Transcribe the material in full, exactly as written.

━━━━━ Input ━━━━━

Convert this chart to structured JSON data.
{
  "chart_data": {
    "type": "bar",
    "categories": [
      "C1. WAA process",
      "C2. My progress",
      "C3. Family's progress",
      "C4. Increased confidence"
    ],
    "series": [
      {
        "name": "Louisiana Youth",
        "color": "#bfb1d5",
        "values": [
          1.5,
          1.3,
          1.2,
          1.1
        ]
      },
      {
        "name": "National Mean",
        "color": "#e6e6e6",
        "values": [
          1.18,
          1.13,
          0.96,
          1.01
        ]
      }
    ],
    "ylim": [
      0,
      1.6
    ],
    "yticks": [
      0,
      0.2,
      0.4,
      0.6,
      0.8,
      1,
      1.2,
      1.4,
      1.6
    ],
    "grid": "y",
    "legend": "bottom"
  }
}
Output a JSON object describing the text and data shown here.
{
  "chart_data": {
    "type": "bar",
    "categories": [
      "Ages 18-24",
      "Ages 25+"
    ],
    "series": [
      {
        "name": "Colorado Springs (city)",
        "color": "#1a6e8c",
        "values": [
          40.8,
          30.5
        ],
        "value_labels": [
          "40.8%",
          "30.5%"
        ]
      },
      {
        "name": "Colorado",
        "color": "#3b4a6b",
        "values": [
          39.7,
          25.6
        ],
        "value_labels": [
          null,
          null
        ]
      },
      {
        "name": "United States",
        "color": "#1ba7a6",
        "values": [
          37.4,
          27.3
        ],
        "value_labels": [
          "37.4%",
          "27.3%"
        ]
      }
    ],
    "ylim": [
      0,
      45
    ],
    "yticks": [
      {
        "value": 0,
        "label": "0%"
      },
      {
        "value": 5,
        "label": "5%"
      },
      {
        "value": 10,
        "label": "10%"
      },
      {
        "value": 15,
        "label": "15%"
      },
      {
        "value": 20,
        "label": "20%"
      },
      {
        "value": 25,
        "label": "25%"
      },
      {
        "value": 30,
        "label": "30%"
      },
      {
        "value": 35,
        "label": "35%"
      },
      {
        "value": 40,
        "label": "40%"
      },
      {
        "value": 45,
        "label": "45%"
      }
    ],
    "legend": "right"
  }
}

━━━━━

In response:
Convert this chart to structured JSON data.
{
  "chart_data": {
    "type": "bar",
    "categories": [
      "C1. WAA process",
      "C2. My progress",
      "C3. Family's progress",
      "C4. Increased confidence"
    ],
    "series": [
      {
        "name": "Louisiana Youth",
        "color": "#bfb1d5",
        "values": [
          1.5,
          1.3,
          1.2,
          1.1
        ]
      },
      {
        "name": "National Mean",
        "color": "#e6e6e6",
        "values": [
          1.18,
          1.13,
          0.96,
          1.01
        ]
      }
    ],
    "ylim": [
      0,
      1.6
    ],
    "yticks": [
      0,
      0.2,
      0.4,
      0.6,
      0.8,
      1,
      1.2,
      1.4,
      1.6
    ],
    "grid": "y",
    "legend": "bottom"
  }
}
Output a JSON object describing the text and data shown here.
{
  "chart_data": {
    "type": "bar",
    "categories": [
      "Ages 18-24",
      "Ages 25+"
    ],
    "series": [
      {
        "name": "Colorado Springs (city)",
        "color": "#1a6e8c",
        "values": [
          40.8,
          30.5
        ],
        "value_labels": [
          "40.8%",
          "30.5%"
        ]
      },
      {
        "name": "Colorado",
        "color": "#3b4a6b",
        "values": [
          39.7,
          25.6
        ],
        "value_labels": [
          null,
          null
        ]
      },
      {
        "name": "United States",
        "color": "#1ba7a6",
        "values": [
          37.4,
          27.3
        ],
        "value_labels": [
          "37.4%",
          "27.3%"
        ]
      }
    ],
    "ylim": [
      0,
      45
    ],
    "yticks": [
      {
        "value": 0,
        "label": "0%"
      },
      {
        "value": 5,
        "label": "5%"
      },
      {
        "value": 10,
        "label": "10%"
      },
      {
        "value": 15,
        "label": "15%"
      },
      {
        "value": 20,
        "label": "20%"
      },
      {
        "value": 25,
        "label": "25%"
      },
      {
        "value": 30,
        "label": "30%"
      },
      {
        "value": 35,
        "label": "35%"
      },
      {
        "value": 40,
        "label": "40%"
      },
      {
        "value": 45,
        "label": "45%"
      }
    ],
    "legend": "right"
  }
}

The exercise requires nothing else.